[Stored items from a collection]
◆ ◆ ◆
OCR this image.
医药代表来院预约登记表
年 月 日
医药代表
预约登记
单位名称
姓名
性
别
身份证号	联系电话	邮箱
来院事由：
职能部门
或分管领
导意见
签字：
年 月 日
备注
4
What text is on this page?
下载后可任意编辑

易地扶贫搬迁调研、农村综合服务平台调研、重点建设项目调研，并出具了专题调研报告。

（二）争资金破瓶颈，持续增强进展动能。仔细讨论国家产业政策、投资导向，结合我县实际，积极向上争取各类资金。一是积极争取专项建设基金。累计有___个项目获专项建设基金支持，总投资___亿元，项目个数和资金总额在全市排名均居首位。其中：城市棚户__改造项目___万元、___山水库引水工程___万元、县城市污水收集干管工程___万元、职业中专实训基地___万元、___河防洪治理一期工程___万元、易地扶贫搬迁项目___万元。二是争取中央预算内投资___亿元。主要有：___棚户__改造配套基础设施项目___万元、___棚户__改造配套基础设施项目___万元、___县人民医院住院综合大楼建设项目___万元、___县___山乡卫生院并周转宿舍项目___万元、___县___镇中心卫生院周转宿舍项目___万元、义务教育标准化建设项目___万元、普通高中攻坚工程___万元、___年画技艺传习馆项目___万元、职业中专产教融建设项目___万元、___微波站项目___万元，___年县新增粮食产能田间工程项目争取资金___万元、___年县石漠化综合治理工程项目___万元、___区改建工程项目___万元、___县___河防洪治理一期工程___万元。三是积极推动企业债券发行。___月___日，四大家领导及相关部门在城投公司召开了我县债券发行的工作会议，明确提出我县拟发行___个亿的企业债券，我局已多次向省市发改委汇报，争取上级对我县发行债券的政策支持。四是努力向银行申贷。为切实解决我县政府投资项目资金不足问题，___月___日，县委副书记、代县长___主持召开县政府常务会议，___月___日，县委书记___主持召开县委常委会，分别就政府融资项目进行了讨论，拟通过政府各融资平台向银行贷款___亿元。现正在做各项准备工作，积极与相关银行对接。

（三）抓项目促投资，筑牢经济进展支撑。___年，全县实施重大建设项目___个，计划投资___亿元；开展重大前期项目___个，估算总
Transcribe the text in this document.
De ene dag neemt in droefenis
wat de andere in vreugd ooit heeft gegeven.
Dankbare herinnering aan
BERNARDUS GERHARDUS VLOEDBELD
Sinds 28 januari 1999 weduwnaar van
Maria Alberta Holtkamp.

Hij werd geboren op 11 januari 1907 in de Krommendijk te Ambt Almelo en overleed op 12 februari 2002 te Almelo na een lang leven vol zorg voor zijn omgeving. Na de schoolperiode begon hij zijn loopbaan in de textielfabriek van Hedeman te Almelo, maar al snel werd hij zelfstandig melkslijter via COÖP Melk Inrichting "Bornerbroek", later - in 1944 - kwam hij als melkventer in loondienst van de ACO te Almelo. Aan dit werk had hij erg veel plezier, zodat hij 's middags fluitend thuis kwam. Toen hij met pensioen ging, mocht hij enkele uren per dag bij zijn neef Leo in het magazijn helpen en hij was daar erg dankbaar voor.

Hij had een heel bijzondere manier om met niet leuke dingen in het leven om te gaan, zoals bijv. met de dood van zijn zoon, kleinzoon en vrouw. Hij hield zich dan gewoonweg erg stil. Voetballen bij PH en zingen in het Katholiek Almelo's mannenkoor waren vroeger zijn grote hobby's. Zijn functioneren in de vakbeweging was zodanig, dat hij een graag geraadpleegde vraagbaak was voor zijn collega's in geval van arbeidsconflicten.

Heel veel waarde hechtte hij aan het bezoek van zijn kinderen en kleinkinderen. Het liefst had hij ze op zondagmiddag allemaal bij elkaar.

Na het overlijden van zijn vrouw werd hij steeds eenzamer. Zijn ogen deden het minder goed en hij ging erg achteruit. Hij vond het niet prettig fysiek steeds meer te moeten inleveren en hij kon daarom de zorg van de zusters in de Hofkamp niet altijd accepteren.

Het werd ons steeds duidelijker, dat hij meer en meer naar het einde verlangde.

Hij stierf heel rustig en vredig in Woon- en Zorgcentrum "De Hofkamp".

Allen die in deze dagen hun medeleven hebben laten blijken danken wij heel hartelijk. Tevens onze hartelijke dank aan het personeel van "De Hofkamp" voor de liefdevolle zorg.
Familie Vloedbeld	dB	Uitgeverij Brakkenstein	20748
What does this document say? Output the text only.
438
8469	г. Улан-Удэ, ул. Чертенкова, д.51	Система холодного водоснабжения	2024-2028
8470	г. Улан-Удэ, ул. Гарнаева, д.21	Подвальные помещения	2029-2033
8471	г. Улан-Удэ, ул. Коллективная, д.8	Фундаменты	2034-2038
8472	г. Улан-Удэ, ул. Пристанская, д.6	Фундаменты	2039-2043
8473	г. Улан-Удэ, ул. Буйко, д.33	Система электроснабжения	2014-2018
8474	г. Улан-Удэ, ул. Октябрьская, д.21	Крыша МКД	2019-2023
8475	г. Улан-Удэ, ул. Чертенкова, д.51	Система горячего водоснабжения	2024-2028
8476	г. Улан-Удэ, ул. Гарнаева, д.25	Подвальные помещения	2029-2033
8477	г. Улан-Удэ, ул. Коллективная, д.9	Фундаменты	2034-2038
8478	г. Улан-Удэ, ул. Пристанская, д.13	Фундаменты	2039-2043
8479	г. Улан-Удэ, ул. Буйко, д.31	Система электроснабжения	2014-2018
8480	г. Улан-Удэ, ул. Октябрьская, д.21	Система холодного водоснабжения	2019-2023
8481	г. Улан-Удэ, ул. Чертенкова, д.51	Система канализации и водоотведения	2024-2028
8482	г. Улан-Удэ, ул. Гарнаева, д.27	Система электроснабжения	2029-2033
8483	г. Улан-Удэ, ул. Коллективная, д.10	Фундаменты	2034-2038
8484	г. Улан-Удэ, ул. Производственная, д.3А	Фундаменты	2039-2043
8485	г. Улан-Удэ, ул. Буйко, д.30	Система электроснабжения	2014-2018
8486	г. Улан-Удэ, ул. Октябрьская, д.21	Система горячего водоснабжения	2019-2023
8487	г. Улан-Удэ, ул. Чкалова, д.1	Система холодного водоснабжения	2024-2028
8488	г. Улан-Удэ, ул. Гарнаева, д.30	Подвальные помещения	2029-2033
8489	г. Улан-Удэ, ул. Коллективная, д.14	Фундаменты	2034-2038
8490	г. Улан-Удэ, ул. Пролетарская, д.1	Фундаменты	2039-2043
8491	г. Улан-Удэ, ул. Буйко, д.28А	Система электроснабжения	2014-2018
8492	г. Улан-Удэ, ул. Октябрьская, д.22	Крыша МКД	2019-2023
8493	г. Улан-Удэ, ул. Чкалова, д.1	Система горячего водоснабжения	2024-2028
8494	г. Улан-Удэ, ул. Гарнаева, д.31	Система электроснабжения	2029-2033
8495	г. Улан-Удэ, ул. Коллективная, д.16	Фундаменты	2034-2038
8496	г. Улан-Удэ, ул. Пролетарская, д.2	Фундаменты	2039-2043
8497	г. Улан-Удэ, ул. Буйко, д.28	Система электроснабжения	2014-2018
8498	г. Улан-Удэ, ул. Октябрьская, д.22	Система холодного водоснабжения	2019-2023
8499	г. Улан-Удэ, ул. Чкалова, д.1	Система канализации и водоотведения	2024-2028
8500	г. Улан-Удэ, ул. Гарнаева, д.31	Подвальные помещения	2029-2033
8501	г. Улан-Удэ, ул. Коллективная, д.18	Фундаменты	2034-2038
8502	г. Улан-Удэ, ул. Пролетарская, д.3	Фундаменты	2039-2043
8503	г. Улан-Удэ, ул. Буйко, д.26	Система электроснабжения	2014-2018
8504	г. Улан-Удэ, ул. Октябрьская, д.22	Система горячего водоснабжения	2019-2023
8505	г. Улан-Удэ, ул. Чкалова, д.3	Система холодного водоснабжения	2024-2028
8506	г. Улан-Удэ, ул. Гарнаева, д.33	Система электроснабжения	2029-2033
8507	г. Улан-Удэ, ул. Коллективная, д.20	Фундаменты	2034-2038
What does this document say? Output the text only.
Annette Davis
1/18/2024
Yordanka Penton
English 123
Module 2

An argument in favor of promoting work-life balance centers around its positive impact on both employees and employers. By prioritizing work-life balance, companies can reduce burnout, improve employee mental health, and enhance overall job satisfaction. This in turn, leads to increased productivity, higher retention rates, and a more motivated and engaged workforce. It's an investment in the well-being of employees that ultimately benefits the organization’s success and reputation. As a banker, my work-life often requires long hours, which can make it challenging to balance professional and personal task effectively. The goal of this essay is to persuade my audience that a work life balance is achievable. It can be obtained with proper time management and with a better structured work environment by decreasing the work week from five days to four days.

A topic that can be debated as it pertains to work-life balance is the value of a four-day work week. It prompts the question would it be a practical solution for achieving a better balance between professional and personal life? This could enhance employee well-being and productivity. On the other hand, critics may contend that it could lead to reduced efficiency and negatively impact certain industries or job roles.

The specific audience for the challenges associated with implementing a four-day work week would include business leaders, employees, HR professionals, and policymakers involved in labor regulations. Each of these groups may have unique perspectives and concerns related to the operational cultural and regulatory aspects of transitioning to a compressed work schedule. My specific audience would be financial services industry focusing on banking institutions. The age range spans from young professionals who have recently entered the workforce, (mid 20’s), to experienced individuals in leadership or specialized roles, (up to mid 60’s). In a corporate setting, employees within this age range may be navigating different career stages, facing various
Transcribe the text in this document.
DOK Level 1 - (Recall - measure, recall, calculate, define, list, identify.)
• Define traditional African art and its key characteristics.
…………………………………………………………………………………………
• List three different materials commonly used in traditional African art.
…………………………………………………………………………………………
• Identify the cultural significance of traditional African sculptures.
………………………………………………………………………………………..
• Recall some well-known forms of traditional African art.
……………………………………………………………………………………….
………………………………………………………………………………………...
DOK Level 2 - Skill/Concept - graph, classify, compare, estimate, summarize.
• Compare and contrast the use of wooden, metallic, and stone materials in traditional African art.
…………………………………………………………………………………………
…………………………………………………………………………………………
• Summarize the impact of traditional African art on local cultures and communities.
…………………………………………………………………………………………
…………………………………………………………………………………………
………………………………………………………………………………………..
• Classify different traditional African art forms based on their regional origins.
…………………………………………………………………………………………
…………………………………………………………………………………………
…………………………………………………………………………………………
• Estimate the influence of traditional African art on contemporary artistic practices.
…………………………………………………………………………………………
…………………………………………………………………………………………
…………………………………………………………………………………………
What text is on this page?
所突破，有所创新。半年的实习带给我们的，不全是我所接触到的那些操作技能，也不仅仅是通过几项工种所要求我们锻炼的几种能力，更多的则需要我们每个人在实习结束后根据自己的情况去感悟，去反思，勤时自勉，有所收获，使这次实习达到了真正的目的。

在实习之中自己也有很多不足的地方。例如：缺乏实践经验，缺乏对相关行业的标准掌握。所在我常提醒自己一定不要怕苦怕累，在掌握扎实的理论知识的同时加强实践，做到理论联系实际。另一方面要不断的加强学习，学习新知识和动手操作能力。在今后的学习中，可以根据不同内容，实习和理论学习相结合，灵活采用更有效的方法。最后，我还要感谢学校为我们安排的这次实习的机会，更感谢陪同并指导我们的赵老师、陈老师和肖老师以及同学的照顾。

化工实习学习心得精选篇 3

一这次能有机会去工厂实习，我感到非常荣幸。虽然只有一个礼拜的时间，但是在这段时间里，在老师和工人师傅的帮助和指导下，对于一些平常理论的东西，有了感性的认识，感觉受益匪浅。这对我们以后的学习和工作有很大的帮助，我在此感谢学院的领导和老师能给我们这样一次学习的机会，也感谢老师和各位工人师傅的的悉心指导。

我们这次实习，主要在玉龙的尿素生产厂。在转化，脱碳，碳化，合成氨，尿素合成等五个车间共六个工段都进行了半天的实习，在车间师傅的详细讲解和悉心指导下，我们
◆ ◆ ◆
**Written problem:** Search the records above for "materials". Copy each line where it is found.

**The output:**
• List three different materials commonly used in traditional African art.
• Compare and contrast the use of wooden, metallic, and stone materials in traditional African art.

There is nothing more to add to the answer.